[Figure contents as structured data]

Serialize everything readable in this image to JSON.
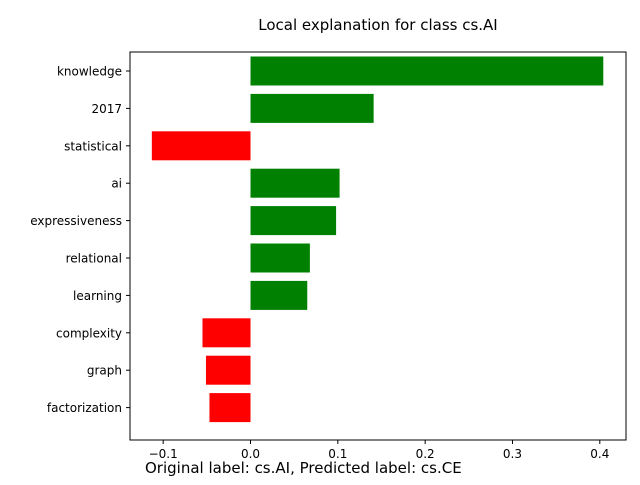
{
  "chart_data": {
    "type": "bar",
    "orientation": "horizontal",
    "title": "Local explanation for class cs.AI",
    "xlabel": "",
    "ylabel": "",
    "categories": [
      "knowledge",
      "2017",
      "statistical",
      "ai",
      "expressiveness",
      "relational",
      "learning",
      "complexity",
      "graph",
      "factorization"
    ],
    "values": [
      0.404,
      0.141,
      -0.113,
      0.102,
      0.098,
      0.068,
      0.065,
      -0.055,
      -0.051,
      -0.047
    ],
    "xlim": [
      -0.138,
      0.43
    ],
    "xticks": [
      -0.1,
      0.0,
      0.1,
      0.2,
      0.3,
      0.4
    ],
    "xtick_labels": [
      "−0.1",
      "0.0",
      "0.1",
      "0.2",
      "0.3",
      "0.4"
    ],
    "positive_color": "#008000",
    "negative_color": "#ff0000",
    "grid": false,
    "legend": "none"
  },
  "caption": "Original label: cs.AI, Predicted label: cs.CE"
}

▶ _What you should do_:
Repeat the entries exactly. Pictures are excluded from the copy.

▶ _Answer for the task_:
Serialize everything readable in this image to JSON.
{
  "chart_data": {
    "type": "bar",
    "orientation": "horizontal",
    "title": "Local explanation for class cs.AI",
    "xlabel": "",
    "ylabel": "",
    "categories": [
      "knowledge",
      "2017",
      "statistical",
      "ai",
      "expressiveness",
      "relational",
      "learning",
      "complexity",
      "graph",
      "factorization"
    ],
    "values": [
      0.404,
      0.141,
      -0.113,
      0.102,
      0.098,
      0.068,
      0.065,
      -0.055,
      -0.051,
      -0.047
    ],
    "xlim": [
      -0.138,
      0.43
    ],
    "xticks": [
      -0.1,
      0.0,
      0.1,
      0.2,
      0.3,
      0.4
    ],
    "xtick_labels": [
      "−0.1",
      "0.0",
      "0.1",
      "0.2",
      "0.3",
      "0.4"
    ],
    "positive_color": "#008000",
    "negative_color": "#ff0000",
    "grid": false,
    "legend": "none"
  },
  "caption": "Original label: cs.AI, Predicted label: cs.CE"
}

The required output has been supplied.